**INPUT FOR THIS TASK:**

______

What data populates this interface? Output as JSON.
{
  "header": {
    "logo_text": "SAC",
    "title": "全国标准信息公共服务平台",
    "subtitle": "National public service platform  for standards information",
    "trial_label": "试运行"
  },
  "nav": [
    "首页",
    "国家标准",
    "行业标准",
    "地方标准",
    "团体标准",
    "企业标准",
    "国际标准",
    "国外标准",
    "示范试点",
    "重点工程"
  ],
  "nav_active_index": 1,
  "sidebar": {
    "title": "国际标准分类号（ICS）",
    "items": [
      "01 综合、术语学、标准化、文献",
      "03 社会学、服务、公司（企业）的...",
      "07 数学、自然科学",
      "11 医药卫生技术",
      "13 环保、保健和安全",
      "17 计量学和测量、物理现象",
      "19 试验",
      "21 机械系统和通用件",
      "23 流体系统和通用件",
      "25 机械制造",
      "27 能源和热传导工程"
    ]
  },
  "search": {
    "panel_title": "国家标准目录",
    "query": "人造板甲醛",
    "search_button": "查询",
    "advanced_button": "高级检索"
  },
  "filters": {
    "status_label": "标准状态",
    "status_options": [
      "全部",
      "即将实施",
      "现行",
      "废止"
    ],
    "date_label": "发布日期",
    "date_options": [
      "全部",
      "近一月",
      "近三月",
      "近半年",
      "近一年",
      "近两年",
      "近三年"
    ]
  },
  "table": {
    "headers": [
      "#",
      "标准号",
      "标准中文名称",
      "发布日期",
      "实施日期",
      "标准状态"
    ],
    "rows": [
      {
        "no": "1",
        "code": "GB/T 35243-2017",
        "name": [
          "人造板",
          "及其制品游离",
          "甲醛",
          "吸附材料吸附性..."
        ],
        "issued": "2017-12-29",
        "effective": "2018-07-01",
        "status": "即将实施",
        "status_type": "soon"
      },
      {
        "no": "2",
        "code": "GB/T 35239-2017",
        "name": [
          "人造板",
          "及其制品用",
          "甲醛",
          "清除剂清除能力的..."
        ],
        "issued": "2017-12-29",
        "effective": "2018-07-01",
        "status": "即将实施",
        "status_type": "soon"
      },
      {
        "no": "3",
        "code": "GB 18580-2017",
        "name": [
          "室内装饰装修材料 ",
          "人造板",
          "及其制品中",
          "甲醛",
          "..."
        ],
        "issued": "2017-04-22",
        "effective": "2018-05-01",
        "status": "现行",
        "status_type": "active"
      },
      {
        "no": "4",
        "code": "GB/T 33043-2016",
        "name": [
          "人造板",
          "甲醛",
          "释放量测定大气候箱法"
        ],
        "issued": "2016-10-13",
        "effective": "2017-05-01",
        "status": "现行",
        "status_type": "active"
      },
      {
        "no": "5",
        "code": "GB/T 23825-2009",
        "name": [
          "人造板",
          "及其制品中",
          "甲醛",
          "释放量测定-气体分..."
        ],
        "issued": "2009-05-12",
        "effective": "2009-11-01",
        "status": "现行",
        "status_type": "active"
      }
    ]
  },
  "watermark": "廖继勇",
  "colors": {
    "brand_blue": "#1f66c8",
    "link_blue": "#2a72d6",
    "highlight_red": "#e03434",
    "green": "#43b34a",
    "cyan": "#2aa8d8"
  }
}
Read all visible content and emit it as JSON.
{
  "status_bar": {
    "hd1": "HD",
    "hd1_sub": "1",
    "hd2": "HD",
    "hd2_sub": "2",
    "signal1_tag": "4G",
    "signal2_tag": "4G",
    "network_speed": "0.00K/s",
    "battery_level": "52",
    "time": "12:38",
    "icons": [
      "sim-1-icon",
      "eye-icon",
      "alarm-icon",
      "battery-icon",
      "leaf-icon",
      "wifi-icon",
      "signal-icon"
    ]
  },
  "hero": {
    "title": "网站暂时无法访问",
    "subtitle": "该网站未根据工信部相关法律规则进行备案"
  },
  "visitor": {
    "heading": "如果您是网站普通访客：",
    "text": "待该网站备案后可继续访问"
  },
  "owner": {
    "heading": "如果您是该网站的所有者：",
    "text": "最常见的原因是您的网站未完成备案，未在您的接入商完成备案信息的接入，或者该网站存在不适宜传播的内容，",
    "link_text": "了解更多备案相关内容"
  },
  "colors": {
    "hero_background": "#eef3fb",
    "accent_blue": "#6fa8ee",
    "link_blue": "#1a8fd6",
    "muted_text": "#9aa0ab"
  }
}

______

**WHAT YOU HAVE TO DO:** Output only the lines running from the line with "Read all visible content and emit it as JSON." through the final line of the data, inclusive.

**EXPECTED ANSWER:**
Read all visible content and emit it as JSON.
{
  "status_bar": {
    "hd1": "HD",
    "hd1_sub": "1",
    "hd2": "HD",
    "hd2_sub": "2",
    "signal1_tag": "4G",
    "signal2_tag": "4G",
    "network_speed": "0.00K/s",
    "battery_level": "52",
    "time": "12:38",
    "icons": [
      "sim-1-icon",
      "eye-icon",
      "alarm-icon",
      "battery-icon",
      "leaf-icon",
      "wifi-icon",
      "signal-icon"
    ]
  },
  "hero": {
    "title": "网站暂时无法访问",
    "subtitle": "该网站未根据工信部相关法律规则进行备案"
  },
  "visitor": {
    "heading": "如果您是网站普通访客：",
    "text": "待该网站备案后可继续访问"
  },
  "owner": {
    "heading": "如果您是该网站的所有者：",
    "text": "最常见的原因是您的网站未完成备案，未在您的接入商完成备案信息的接入，或者该网站存在不适宜传播的内容，",
    "link_text": "了解更多备案相关内容"
  },
  "colors": {
    "hero_background": "#eef3fb",
    "accent_blue": "#6fa8ee",
    "link_blue": "#1a8fd6",
    "muted_text": "#9aa0ab"
  }
}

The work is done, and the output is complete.